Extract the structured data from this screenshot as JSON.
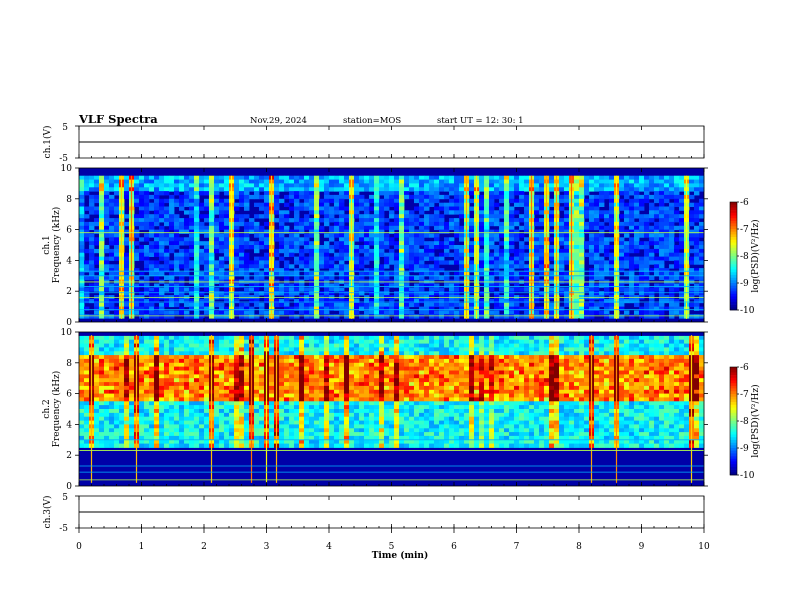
{
  "header": {
    "title": "VLF Spectra",
    "date": "Nov.29, 2024",
    "station": "station=MOS",
    "start_ut": "start  UT =   12: 30: 1"
  },
  "chart_data": [
    {
      "type": "line",
      "panel": "ch1-waveform",
      "ylabel": "ch.1(V)",
      "ylim": [
        -5,
        5
      ],
      "yticks": [
        "5",
        "-5"
      ],
      "xlim": [
        0,
        10
      ],
      "series": [
        {
          "values": [
            0,
            0,
            0,
            0,
            0,
            0,
            0,
            0,
            0,
            0,
            0
          ]
        }
      ]
    },
    {
      "type": "heatmap",
      "panel": "ch1-spectrogram",
      "ylabel_channel": "ch.1",
      "ylabel": "Frequency (kHz)",
      "ylim": [
        0,
        10
      ],
      "yticks": [
        "0",
        "2",
        "4",
        "6",
        "8",
        "10"
      ],
      "xlim": [
        0,
        10
      ],
      "colorbar": {
        "label": "log(PSD)(V²/Hz)",
        "range": [
          -10,
          -6
        ],
        "ticks": [
          "-6",
          "-7",
          "-8",
          "-9",
          "-10"
        ]
      },
      "band_kHz": [
        0.3,
        9.5
      ],
      "background_level": -9.3,
      "tonal_lines_kHz": [
        0.4,
        0.8,
        1.3,
        1.6,
        1.9,
        2.3,
        2.6,
        3.0,
        3.3,
        5.8
      ]
    },
    {
      "type": "heatmap",
      "panel": "ch2-spectrogram",
      "ylabel_channel": "ch.2",
      "ylabel": "Frequency (kHz)",
      "ylim": [
        0,
        10
      ],
      "yticks": [
        "0",
        "2",
        "4",
        "6",
        "8",
        "10"
      ],
      "xlim": [
        0,
        10
      ],
      "colorbar": {
        "label": "log(PSD)(V²/Hz)",
        "range": [
          -10,
          -6
        ],
        "ticks": [
          "-6",
          "-7",
          "-8",
          "-9",
          "-10"
        ]
      },
      "band_kHz": [
        2.5,
        9.8
      ],
      "peak_band_kHz": [
        5.5,
        8.5
      ],
      "background_level": -8.5,
      "tonal_lines_kHz": [
        0.4,
        0.9,
        1.3,
        2.3,
        3.0
      ]
    },
    {
      "type": "line",
      "panel": "ch3-waveform",
      "ylabel": "ch.3(V)",
      "ylim": [
        -5,
        5
      ],
      "yticks": [
        "5",
        "-5"
      ],
      "xlim": [
        0,
        10
      ],
      "series": [
        {
          "values": [
            0,
            0,
            0,
            0,
            0,
            0,
            0,
            0,
            0,
            0,
            0
          ]
        }
      ]
    }
  ],
  "x_axis": {
    "label": "Time  (min)",
    "ticks": [
      "0",
      "1",
      "2",
      "3",
      "4",
      "5",
      "6",
      "7",
      "8",
      "9",
      "10"
    ]
  }
}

> **AIM**
Copy out every line that includes the word "spectrogram".

> **CORRECT OUTPUT**
      "panel": "ch1-spectrogram",
      "panel": "ch2-spectrogram",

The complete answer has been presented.